- To do
1) What gestation period does the forum guide on accidental rat litters give?
2) Continue the forum guide on accidental rat litters from the point where it stops.

- Given text
----

# Sticky  Information for accidental litters.



## AMJ087

OK so heres some good info that anyone expecting an accidental litter should know to keep all rats healthy.


1 ) Gestation is 21-23 days. Signs of pregnancy are gaining weight (use a food scale on regular basis), enlarged nipples, and in later 
stages you may be able to see the pups move inside her. Often females wont show signs of pregnancy until almost 21 days.

2 ) When you suspect your female is pregnant supply her with bedding materials such as paper towels, kleenex, newspaper, or nesting 
material from your local pet store. Females have a strong sense to nest and prepare for their pups. Some females will not be
interested in nesting until the day before or the day of birth.

3 ) When you suspect a litter start trying to find homes for them right away and prepare for a large litter just in case.

----

- Data extracts
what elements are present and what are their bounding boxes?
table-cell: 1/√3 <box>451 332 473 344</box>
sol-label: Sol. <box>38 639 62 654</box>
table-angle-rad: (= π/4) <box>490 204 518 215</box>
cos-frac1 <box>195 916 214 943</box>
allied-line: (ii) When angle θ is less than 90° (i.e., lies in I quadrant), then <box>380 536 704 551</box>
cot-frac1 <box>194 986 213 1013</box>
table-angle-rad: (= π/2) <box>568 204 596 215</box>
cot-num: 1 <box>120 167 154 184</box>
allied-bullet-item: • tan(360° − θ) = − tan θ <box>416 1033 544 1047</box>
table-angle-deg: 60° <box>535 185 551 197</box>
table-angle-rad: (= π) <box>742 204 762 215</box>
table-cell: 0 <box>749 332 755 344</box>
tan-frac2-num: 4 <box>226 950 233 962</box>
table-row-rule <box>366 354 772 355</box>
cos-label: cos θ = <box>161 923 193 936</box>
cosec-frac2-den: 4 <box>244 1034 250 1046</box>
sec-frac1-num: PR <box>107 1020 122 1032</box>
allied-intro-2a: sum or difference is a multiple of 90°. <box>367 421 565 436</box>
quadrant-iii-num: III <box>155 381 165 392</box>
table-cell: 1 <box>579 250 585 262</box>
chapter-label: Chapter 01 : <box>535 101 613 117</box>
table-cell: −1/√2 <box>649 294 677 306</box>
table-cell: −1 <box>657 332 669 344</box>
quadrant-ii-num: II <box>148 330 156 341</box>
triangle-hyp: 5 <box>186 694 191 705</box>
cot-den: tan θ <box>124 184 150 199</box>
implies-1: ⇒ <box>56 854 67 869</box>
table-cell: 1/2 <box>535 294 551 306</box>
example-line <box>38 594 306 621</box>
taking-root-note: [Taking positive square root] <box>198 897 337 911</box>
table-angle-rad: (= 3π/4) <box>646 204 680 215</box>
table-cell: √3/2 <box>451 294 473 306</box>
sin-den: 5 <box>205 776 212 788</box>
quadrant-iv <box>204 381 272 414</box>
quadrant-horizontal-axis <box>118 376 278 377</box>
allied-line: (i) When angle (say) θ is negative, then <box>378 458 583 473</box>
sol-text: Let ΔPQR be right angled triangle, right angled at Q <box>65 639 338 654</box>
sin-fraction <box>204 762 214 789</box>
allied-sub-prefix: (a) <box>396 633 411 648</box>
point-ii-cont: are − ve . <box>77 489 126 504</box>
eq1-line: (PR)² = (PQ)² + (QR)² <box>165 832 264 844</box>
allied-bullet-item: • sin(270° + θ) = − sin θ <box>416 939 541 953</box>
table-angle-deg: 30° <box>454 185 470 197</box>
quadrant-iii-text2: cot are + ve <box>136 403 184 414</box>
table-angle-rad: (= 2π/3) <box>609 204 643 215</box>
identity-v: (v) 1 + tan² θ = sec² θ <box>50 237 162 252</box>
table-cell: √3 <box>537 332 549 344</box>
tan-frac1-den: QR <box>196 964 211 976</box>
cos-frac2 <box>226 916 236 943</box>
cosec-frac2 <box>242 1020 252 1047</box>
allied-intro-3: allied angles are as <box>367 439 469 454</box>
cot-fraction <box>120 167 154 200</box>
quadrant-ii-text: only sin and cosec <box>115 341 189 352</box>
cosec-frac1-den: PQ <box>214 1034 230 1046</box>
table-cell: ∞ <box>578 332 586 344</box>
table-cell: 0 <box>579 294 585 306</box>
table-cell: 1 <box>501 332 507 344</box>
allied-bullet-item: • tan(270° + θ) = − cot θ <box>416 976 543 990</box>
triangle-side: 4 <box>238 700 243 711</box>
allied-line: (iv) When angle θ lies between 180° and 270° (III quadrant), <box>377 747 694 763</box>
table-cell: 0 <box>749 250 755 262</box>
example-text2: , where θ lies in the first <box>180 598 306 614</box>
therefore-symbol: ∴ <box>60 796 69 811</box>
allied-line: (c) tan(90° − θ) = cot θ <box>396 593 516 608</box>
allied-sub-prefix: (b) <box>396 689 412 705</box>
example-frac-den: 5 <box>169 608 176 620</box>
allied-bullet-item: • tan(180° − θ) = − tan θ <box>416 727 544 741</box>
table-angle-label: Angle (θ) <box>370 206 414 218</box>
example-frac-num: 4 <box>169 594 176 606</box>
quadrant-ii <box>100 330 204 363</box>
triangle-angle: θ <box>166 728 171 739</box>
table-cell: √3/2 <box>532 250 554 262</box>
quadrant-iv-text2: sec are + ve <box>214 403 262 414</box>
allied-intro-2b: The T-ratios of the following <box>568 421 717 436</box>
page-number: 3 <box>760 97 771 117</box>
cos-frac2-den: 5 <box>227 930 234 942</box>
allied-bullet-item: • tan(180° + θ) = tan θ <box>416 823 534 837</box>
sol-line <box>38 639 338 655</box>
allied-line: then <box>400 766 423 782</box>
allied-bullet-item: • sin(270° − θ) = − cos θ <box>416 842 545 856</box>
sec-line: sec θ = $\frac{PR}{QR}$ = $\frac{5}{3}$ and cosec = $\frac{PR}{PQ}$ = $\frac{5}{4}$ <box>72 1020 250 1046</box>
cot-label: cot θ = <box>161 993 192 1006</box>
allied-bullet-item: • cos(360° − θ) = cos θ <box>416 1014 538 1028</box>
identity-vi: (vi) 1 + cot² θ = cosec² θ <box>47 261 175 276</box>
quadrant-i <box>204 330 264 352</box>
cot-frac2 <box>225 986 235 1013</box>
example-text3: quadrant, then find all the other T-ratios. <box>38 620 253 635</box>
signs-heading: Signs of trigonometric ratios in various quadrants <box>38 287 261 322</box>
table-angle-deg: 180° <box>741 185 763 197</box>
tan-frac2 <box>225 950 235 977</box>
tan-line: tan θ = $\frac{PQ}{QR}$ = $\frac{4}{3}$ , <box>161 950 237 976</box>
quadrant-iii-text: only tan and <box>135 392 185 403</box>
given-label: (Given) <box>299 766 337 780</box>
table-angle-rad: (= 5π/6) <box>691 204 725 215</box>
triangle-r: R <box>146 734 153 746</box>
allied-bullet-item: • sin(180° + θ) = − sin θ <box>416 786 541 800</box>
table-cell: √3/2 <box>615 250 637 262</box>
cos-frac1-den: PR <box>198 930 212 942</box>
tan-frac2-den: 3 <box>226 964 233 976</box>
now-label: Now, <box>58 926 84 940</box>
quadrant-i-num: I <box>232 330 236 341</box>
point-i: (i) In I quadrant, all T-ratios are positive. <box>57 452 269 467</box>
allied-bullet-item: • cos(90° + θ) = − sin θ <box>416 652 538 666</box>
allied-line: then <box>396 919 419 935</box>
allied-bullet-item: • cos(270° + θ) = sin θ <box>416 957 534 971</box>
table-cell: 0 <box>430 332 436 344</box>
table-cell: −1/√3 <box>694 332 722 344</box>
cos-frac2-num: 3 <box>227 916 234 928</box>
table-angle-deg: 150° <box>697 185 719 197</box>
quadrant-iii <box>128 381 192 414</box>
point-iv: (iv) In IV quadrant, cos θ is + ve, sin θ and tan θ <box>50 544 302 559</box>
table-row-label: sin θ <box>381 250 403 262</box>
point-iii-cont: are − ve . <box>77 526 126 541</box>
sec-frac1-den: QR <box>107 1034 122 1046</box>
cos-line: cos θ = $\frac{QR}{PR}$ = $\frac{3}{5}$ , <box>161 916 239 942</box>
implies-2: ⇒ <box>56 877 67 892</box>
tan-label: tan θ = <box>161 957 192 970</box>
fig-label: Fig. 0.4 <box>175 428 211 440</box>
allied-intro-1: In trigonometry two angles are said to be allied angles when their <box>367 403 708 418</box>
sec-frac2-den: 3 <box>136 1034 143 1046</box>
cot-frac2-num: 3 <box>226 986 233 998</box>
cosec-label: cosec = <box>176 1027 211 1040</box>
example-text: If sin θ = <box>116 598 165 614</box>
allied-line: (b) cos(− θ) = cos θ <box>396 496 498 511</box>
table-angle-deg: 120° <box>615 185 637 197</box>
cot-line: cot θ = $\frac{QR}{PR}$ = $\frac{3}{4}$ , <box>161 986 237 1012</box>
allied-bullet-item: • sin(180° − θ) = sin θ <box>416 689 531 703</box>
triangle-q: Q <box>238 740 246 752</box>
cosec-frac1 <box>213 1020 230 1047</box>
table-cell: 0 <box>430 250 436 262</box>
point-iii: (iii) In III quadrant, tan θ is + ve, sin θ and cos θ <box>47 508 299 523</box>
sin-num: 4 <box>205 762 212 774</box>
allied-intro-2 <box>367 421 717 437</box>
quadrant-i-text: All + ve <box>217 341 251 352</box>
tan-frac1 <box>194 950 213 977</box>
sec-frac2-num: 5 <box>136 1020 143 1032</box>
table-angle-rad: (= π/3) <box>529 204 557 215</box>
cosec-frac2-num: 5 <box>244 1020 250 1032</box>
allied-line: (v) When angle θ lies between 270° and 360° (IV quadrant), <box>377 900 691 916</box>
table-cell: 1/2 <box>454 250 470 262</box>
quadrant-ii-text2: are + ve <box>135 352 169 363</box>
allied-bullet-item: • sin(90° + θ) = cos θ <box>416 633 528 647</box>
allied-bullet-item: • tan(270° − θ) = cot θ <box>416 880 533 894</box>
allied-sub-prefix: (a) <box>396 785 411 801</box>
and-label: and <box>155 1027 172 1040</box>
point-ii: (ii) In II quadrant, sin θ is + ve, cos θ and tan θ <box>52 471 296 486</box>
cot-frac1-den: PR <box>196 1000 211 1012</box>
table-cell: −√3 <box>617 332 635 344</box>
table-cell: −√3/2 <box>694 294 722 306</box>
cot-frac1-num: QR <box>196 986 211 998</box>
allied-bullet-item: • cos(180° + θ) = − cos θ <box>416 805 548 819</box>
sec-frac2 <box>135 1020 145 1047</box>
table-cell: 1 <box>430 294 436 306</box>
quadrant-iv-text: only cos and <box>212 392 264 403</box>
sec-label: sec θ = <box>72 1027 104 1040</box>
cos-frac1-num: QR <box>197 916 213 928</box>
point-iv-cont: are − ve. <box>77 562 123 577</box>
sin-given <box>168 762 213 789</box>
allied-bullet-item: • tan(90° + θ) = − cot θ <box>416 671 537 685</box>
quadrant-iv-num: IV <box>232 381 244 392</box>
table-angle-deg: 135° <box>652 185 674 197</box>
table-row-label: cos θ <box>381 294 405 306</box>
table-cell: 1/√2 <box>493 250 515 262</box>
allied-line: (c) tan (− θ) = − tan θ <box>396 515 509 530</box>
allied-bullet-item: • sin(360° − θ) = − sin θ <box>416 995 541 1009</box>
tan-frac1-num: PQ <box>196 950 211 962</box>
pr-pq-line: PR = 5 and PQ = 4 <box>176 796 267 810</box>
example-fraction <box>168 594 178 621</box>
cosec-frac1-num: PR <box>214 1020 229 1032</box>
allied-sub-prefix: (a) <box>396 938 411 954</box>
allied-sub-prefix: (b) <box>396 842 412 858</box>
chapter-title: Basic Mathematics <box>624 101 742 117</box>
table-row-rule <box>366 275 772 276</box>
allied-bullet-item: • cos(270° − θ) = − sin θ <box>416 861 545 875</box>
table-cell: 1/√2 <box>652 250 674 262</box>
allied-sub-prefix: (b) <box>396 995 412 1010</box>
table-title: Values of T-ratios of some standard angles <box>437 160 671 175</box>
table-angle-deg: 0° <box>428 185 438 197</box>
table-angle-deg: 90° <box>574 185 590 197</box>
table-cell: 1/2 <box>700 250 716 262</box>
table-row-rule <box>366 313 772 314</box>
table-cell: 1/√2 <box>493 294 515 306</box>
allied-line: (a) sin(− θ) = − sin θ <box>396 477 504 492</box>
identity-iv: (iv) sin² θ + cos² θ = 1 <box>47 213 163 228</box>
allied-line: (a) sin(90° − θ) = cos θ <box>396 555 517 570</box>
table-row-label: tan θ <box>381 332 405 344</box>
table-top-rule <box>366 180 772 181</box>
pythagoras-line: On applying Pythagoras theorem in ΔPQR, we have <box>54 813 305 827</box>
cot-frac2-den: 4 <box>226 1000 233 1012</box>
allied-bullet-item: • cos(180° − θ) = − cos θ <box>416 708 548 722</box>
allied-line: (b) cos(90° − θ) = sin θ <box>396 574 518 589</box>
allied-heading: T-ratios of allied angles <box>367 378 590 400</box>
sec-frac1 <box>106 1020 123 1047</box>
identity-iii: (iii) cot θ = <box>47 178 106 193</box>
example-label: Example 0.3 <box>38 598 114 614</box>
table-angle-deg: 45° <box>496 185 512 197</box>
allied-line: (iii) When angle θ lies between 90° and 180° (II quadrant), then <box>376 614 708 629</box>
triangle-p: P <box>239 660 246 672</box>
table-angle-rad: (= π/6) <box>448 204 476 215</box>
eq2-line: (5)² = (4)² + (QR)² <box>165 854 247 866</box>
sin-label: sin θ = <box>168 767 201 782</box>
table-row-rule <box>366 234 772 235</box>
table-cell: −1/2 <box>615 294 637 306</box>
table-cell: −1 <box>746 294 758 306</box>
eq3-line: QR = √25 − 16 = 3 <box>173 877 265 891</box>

----

- Answer set
1) 21-23 days.

2)
4 ) You will want at least a 20 gallon long aquarium or equivalent. Make sure the cage or aquarium does not have openings like cage bars
the pups will be able to crawl out of while housed there. Also make sure theres no toys, shelves, perches they can fall from and
hurt themselves. Some choose to use large clear plastic containers with lids modified with holes for air for the temporary
housing of a large family.

5 ) Make sure you female is now housed alone with no other cage mates. Although some other females may help with the pups mothers 
sometimes will become aggressive toward other females. Females can become pregnant almost immediately after giving birth so males 
must also be kept separate. Its very unhealthy for females to be nursing and carrying a litter at the same time.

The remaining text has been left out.